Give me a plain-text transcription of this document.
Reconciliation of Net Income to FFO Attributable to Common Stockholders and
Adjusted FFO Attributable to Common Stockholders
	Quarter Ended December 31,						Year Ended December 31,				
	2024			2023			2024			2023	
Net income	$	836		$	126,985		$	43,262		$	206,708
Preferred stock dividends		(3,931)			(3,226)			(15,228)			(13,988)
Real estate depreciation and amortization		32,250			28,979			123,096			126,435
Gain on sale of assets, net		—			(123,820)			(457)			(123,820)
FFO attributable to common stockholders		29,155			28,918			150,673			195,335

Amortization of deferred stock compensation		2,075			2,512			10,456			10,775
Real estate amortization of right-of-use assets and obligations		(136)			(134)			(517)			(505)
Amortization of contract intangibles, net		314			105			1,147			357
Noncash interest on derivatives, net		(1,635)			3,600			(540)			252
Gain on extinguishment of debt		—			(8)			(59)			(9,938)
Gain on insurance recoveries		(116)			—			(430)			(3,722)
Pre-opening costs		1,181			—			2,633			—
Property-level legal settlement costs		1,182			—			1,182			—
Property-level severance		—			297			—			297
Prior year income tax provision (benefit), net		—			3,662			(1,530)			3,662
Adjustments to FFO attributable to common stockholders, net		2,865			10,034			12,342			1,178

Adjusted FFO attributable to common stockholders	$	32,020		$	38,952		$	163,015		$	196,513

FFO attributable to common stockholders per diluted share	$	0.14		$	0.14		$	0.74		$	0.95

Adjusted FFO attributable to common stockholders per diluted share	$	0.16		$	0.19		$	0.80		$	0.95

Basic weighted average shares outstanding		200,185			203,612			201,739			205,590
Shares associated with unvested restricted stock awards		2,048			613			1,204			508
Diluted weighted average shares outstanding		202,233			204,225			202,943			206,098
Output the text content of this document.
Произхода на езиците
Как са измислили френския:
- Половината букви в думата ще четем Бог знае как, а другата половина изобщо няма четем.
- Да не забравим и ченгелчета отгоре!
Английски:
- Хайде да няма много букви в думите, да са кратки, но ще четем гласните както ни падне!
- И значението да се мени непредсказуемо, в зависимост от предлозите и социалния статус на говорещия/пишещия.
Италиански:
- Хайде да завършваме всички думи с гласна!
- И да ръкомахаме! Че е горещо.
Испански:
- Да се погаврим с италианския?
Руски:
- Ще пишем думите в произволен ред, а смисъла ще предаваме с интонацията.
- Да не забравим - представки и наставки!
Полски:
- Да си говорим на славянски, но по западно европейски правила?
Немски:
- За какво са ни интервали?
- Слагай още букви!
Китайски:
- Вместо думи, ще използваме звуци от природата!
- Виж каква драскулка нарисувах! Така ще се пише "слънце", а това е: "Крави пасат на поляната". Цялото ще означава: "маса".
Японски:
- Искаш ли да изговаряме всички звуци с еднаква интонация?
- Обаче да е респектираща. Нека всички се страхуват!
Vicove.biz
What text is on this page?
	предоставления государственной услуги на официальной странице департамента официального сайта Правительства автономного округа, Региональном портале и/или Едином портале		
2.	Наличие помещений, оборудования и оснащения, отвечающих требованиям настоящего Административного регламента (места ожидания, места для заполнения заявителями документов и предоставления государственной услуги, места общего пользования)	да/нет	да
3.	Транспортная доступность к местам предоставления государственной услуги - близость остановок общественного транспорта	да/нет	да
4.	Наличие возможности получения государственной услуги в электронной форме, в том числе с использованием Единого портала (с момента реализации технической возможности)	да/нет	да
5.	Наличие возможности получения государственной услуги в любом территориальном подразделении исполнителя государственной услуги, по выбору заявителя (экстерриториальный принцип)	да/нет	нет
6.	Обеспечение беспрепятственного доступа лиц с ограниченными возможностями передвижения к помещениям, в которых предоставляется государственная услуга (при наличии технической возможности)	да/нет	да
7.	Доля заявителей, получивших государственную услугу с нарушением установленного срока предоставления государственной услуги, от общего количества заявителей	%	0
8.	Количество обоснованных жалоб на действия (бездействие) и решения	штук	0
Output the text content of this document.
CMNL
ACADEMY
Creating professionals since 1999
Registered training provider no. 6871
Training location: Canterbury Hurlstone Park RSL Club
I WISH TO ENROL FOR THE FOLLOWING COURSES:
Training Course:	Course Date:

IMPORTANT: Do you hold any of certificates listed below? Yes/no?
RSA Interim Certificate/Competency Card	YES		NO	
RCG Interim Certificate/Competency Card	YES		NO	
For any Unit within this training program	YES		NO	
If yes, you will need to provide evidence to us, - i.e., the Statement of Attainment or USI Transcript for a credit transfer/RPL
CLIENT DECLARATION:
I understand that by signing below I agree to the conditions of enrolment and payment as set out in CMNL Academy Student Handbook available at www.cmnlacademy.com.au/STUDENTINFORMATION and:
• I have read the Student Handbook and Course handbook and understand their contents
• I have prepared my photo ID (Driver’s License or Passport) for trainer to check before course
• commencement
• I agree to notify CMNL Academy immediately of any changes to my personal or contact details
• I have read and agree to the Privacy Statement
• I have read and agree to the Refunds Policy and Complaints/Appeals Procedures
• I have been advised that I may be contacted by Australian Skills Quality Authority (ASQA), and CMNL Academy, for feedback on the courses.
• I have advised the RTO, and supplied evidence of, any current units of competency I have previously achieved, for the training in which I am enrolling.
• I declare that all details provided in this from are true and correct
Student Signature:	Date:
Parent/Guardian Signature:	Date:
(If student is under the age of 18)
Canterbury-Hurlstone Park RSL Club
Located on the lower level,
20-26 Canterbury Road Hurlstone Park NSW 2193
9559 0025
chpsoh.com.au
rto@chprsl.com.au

=======

_Work instructions_
State the number of lines in the records that include "Handbook", and write nothing else.

_Answer to the problem_
2